— START OF RECORDS TO USE —

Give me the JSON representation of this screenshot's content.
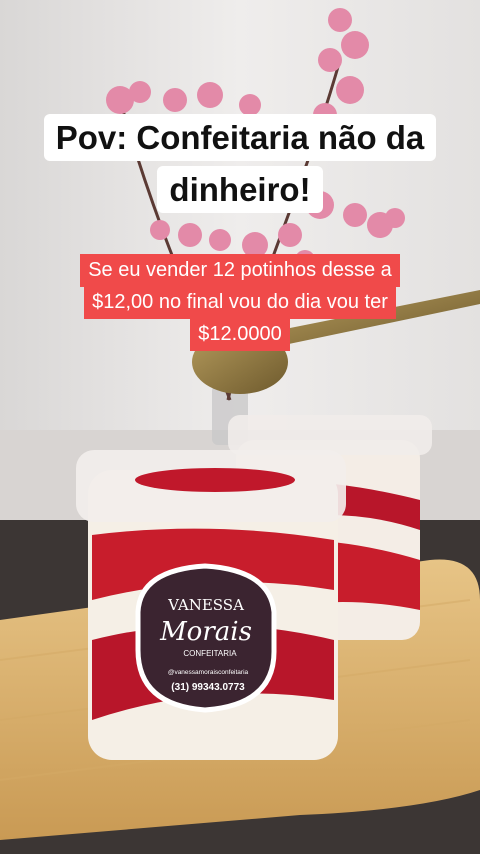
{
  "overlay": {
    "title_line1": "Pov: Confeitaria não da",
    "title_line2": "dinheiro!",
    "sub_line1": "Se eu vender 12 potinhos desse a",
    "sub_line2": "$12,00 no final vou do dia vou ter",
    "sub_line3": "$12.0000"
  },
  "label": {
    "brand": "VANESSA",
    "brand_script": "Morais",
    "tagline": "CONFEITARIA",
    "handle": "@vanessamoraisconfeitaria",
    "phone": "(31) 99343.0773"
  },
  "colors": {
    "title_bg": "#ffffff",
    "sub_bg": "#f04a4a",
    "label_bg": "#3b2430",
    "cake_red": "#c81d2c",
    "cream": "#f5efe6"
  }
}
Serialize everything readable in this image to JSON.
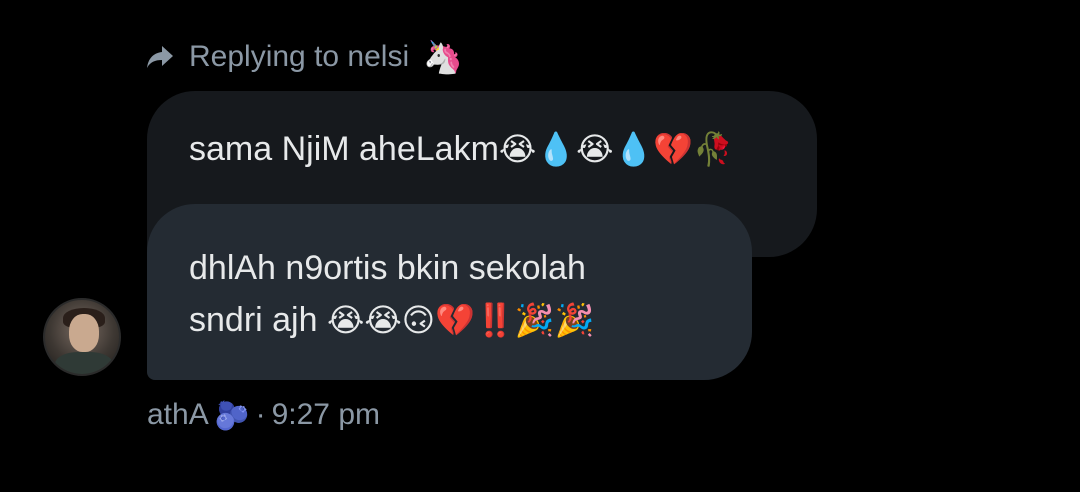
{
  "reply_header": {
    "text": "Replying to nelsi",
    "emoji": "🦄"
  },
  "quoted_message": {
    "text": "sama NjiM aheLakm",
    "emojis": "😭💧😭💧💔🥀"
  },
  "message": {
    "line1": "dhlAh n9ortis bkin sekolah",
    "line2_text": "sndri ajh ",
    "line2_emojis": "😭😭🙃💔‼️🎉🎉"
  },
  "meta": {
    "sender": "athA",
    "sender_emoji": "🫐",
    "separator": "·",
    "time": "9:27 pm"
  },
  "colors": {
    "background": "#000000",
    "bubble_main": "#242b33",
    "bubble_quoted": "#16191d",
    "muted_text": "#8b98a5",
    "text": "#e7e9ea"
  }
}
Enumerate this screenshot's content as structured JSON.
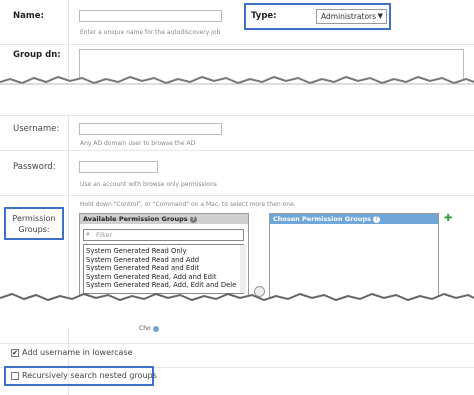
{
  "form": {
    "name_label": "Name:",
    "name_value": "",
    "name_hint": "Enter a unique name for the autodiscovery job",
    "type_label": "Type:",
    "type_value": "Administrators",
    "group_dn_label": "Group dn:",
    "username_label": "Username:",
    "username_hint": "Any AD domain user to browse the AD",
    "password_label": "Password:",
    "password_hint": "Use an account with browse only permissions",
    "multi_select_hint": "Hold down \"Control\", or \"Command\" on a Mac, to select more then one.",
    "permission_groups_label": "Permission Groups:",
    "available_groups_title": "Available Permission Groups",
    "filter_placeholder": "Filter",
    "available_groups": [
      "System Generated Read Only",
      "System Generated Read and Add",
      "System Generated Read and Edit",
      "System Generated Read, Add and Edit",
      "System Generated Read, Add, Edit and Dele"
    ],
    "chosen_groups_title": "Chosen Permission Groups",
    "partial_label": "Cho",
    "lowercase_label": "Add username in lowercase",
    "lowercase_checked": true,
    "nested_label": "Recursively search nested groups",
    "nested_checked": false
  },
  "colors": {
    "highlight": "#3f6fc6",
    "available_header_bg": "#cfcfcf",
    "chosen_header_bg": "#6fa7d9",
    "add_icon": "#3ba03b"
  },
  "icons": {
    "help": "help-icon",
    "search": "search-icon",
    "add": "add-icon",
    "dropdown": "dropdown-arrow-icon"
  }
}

— END OF RECORDS TO USE —

**EXERCISE TASK**
From the records above, how many lines include the word "content"? Only the number is wanted.

**ANSWER TO THE PROBLEM**
2